**TO BE DONE:** Select and reproduce each line of the listing below that bears the string "таблице".

begin DATA FOR THIS TASK

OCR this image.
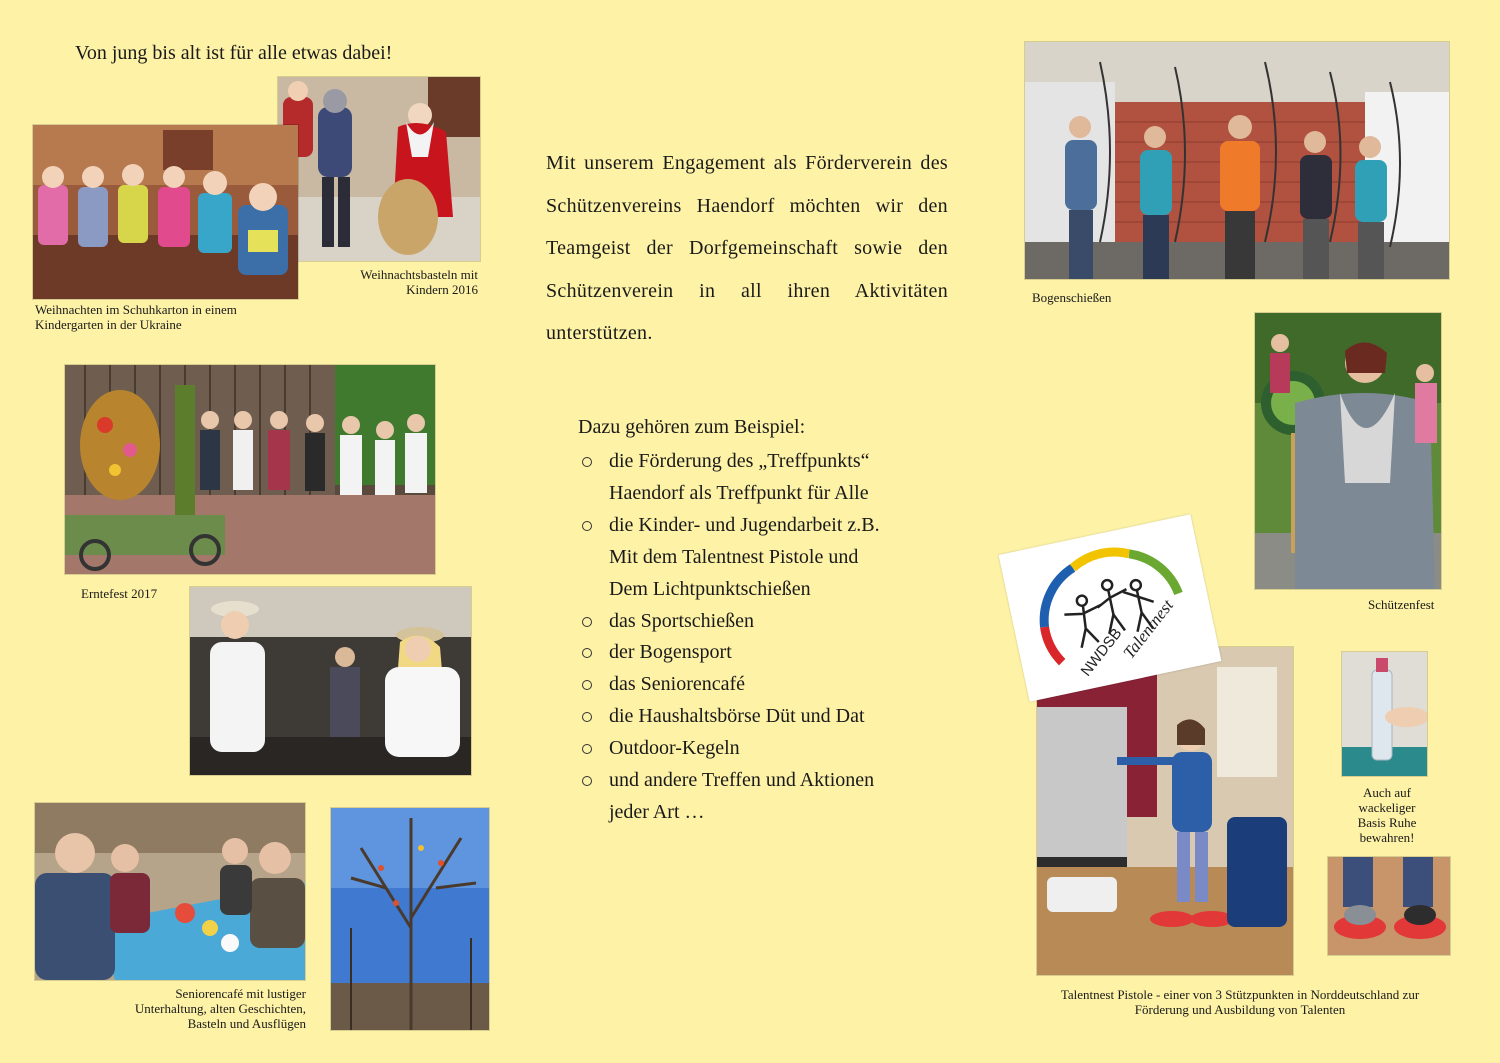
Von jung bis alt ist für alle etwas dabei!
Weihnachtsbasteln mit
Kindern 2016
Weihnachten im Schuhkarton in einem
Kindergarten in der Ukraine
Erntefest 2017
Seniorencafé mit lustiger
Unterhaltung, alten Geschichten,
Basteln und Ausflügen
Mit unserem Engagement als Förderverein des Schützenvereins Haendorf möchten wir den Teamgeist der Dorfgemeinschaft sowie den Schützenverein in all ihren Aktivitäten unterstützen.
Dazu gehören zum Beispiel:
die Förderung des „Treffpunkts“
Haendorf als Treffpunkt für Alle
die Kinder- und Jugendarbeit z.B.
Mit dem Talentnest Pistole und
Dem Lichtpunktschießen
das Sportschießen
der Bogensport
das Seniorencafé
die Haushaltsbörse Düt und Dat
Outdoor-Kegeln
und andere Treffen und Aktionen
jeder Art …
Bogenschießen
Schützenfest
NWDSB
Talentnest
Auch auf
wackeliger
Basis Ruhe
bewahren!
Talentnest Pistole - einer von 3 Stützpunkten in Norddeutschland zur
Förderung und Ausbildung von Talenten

end DATA FOR THIS TASK
begin DATA FOR THIS TASK

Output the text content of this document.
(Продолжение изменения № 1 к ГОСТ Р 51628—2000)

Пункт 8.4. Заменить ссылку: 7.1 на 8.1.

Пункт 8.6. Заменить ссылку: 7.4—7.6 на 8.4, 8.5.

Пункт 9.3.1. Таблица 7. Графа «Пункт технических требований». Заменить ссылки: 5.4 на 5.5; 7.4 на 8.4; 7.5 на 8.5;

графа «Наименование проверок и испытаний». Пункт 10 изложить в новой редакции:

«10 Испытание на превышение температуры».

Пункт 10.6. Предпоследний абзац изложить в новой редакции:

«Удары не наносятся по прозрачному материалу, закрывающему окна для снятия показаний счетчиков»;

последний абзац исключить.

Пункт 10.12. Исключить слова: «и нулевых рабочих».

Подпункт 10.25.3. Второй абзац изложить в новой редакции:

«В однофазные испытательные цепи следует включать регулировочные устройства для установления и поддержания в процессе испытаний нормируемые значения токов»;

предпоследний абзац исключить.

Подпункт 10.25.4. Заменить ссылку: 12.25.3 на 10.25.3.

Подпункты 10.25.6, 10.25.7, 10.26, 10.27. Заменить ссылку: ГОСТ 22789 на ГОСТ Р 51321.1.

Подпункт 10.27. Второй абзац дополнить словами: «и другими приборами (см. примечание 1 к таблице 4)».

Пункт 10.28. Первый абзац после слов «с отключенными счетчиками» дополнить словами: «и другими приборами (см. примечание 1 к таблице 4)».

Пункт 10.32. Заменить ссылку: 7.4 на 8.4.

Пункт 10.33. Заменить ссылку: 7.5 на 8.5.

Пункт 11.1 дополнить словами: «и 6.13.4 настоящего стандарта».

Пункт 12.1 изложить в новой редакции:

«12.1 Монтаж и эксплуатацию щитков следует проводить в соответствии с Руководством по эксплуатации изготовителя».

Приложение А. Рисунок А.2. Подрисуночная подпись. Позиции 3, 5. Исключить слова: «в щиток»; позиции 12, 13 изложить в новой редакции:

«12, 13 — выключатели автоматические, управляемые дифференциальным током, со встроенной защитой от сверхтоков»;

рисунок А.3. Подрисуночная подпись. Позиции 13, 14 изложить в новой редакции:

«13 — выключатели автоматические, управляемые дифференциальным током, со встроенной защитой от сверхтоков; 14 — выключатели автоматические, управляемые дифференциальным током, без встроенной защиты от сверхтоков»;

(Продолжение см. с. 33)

end DATA FOR THIS TASK

**SOLUTION:**
Подпункт 10.27. Второй абзац дополнить словами: «и другими приборами (см. примечание 1 к таблице 4)».
Пункт 10.28. Первый абзац после слов «с отключенными счетчиками» дополнить словами: «и другими приборами (см. примечание 1 к таблице 4)».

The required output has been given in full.